Set task:
Identify each line containing the word "JSON" and copy it.

Input for this task:
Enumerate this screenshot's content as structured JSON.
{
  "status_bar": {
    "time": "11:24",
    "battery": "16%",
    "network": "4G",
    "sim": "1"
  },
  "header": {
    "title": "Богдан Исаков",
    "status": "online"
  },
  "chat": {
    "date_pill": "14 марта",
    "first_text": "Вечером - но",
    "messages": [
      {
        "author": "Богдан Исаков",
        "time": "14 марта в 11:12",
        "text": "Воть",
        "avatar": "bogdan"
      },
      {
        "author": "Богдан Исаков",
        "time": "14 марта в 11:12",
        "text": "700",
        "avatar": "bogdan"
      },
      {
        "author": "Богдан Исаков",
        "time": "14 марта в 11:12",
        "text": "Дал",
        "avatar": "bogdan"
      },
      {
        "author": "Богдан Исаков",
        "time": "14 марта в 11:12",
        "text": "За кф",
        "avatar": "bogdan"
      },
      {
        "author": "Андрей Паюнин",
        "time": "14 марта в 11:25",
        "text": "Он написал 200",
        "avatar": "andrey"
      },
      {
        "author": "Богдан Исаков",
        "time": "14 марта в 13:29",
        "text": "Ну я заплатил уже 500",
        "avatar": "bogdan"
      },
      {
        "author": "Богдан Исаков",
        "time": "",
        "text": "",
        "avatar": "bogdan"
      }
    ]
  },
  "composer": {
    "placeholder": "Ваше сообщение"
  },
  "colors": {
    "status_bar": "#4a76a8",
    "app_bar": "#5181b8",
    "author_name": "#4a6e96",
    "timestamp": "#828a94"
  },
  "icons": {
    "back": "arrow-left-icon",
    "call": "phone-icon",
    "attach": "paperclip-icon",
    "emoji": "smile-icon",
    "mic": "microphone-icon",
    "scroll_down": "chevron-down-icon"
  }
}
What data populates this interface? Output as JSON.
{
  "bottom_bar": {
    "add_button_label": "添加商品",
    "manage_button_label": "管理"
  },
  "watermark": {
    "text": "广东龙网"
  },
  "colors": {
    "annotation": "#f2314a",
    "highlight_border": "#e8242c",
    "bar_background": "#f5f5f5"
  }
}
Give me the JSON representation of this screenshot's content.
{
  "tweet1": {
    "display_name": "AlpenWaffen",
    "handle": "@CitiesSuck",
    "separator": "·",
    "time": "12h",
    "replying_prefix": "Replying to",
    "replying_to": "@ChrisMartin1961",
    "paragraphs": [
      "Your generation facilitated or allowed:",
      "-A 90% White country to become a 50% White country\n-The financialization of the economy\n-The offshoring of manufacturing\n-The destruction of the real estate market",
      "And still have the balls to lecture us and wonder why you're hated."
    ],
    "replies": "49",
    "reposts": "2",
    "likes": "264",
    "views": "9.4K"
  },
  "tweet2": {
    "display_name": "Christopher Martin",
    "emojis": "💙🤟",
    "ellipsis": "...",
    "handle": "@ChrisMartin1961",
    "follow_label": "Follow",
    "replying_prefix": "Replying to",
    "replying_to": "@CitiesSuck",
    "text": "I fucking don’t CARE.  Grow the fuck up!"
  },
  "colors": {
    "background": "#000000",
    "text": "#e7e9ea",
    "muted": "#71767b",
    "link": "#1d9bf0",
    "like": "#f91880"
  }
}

Exercise output:
Enumerate this screenshot's content as structured JSON.
What data populates this interface? Output as JSON.
Give me the JSON representation of this screenshot's content.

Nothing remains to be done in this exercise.